* [TASK OBJECTIVE] Look for the line containing "Give me the" in the listing below. Retype that line and every subsequent line through the last one, and only those.

[BEGIN RAW RECORDS]

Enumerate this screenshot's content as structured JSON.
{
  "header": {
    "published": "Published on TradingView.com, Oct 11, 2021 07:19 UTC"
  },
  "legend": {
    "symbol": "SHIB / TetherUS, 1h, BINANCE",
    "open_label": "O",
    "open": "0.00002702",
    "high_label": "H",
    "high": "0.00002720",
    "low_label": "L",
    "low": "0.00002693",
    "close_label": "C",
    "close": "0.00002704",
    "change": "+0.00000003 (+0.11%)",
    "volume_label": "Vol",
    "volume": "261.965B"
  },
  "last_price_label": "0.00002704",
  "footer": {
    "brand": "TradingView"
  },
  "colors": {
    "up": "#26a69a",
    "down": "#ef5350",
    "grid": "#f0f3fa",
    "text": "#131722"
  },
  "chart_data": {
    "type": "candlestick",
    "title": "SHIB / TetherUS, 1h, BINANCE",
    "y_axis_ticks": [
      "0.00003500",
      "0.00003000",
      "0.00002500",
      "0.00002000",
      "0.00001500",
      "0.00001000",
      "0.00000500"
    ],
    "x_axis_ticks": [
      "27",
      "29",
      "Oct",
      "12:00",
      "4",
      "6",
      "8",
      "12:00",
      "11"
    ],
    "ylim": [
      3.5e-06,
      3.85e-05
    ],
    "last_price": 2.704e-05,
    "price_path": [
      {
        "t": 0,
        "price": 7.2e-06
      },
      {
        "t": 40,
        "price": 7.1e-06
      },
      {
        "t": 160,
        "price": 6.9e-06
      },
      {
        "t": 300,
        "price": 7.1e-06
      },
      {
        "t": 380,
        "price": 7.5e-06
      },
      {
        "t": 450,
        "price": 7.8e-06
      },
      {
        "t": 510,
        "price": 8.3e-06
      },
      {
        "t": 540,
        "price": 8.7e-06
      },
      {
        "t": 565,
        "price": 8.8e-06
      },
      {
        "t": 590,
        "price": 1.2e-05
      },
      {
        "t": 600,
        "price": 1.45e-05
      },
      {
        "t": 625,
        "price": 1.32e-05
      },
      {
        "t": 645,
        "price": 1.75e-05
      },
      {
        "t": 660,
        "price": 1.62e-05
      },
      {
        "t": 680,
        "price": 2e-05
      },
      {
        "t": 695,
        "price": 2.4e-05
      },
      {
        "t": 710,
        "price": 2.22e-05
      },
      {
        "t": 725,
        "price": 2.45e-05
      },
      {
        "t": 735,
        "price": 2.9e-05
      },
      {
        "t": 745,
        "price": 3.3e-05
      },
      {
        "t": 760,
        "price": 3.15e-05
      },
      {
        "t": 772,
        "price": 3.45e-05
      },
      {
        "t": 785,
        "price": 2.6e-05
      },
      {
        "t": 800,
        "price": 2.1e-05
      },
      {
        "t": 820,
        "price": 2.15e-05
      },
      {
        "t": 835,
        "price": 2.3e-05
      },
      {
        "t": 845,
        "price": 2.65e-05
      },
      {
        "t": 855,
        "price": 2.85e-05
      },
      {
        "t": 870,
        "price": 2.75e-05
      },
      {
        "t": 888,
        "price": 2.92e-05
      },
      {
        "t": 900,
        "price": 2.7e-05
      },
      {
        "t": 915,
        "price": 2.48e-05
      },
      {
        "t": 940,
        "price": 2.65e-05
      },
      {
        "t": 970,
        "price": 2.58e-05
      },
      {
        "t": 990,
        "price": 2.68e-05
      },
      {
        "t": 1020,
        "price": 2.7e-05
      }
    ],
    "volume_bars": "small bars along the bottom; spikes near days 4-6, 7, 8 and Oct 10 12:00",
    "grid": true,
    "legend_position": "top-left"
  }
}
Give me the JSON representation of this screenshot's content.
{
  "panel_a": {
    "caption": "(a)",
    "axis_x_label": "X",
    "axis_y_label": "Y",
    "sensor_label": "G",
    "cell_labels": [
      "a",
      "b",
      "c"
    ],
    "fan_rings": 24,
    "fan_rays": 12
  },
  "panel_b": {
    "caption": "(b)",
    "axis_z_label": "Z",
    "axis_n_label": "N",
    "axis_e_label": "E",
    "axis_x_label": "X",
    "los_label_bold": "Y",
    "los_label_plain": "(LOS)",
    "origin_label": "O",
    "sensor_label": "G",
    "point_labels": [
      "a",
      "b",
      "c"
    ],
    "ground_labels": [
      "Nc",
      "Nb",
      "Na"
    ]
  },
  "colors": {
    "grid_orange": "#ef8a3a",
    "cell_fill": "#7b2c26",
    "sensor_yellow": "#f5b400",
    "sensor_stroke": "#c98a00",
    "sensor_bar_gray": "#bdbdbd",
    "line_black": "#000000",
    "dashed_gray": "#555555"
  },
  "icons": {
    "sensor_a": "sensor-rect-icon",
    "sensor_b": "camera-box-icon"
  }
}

[END RAW RECORDS]

* [THE OUTPUT]
Give me the JSON representation of this screenshot's content.
{
  "panel_a": {
    "caption": "(a)",
    "axis_x_label": "X",
    "axis_y_label": "Y",
    "sensor_label": "G",
    "cell_labels": [
      "a",
      "b",
      "c"
    ],
    "fan_rings": 24,
    "fan_rays": 12
  },
  "panel_b": {
    "caption": "(b)",
    "axis_z_label": "Z",
    "axis_n_label": "N",
    "axis_e_label": "E",
    "axis_x_label": "X",
    "los_label_bold": "Y",
    "los_label_plain": "(LOS)",
    "origin_label": "O",
    "sensor_label": "G",
    "point_labels": [
      "a",
      "b",
      "c"
    ],
    "ground_labels": [
      "Nc",
      "Nb",
      "Na"
    ]
  },
  "colors": {
    "grid_orange": "#ef8a3a",
    "cell_fill": "#7b2c26",
    "sensor_yellow": "#f5b400",
    "sensor_stroke": "#c98a00",
    "sensor_bar_gray": "#bdbdbd",
    "line_black": "#000000",
    "dashed_gray": "#555555"
  },
  "icons": {
    "sensor_a": "sensor-rect-icon",
    "sensor_b": "camera-box-icon"
  }
}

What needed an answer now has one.